======== Text shown

But the Fathers of the Church, commenting on the Gospel texts we are treating of, did not confine themselves to the meaning given above . . . St. Thomas, whom we may safely follow, gives a very good summary of opinions in II-II, Q. xiv. He says that blasphemy against the Holy Ghost was and may be explained in three ways.
- Sometimes, and in its most literal signification, it has been taken to mean the uttering of an insult against the Divine Spirit, applying the appellation either to the Holy Ghost or to all three Divine persons. . . .
- On the other hand, St. Augustine frequently explains blasphemy against the Holy Ghost to be final impenitence, perseverance till death in mortal sin. This impenitence is against the Holy Ghost, in the sense that it frustrates and is absolutely opposed to the remission of sins, and this remission is appropriated to the Holy Ghost, the mutual love of the Father and the Son. In this view, Jesus, in Matthew 12 and Mark 3 did not really accuse the Pharisees of blaspheming the Holy Ghost, He only warned them against the danger they were in of doing so.
- Finally, several Fathers, and after them, many scholastic theologians, apply the expression to all sins directly opposed to that quality which is, by appropriation, the characteristic quality of the Third Divine Person. Charity and goodness are especially attributed to the Holy Ghost, as power is to the Father and wisdom to the Son. Just, then, as they termed sins against the Father those that resulted from frailty, and sins against the Son those that sprang from ignorance, so the sins against the Holy Ghost are those that are committed from downright malice, either by despising or rejecting the inspirations and impulses which, having been stirred in man's soul by the Holy Ghost, would turn him away or deliver him from evil.
It is easy to see how this wide explanation suits all the circumstances of the case where Christ addresses the words to the Pharisees. These sins are commonly reckoned six: despair, presumption, impenitence or a fixed determination not to repent, obstinacy, resisting the known truth, and envy of another's spiritual welfare.

================

Tasks and exercises ▸
1. In the passage on blasphemy against the Holy Ghost, how is final impenitence against the Holy Ghost in St. Augustine's explanation?
2. According to the passage on blasphemy against the Holy Ghost, what quality is attributed to the Father?

======== Dataset entries

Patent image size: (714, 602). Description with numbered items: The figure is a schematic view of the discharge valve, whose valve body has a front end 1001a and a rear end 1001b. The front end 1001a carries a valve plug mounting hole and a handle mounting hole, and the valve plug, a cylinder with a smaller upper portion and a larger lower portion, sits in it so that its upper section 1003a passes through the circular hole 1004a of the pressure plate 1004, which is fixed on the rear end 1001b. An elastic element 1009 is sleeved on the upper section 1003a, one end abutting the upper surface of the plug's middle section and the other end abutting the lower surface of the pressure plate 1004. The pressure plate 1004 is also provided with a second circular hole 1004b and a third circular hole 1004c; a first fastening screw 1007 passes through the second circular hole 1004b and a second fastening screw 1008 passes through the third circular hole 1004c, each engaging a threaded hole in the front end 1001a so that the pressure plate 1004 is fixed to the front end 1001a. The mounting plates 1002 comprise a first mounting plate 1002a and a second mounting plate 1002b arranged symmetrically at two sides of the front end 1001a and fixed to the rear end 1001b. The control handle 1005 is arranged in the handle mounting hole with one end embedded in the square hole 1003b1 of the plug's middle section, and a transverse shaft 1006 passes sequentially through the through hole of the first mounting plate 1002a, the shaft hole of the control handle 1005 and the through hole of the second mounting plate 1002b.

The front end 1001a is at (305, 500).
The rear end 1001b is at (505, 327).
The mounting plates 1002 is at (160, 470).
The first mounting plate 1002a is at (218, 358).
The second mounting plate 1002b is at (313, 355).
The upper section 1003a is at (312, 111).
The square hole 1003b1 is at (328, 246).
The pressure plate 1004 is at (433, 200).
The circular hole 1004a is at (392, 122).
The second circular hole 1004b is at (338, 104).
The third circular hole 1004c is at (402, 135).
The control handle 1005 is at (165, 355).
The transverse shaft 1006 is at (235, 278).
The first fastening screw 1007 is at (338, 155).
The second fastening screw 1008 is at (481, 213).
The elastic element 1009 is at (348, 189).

================

Answers in order ▸
1. Final impenitence frustrates and is absolutely opposed to the remission of sins. That remission is appropriated to the Holy Ghost, the mutual love of the Father and the Son.

2. Power.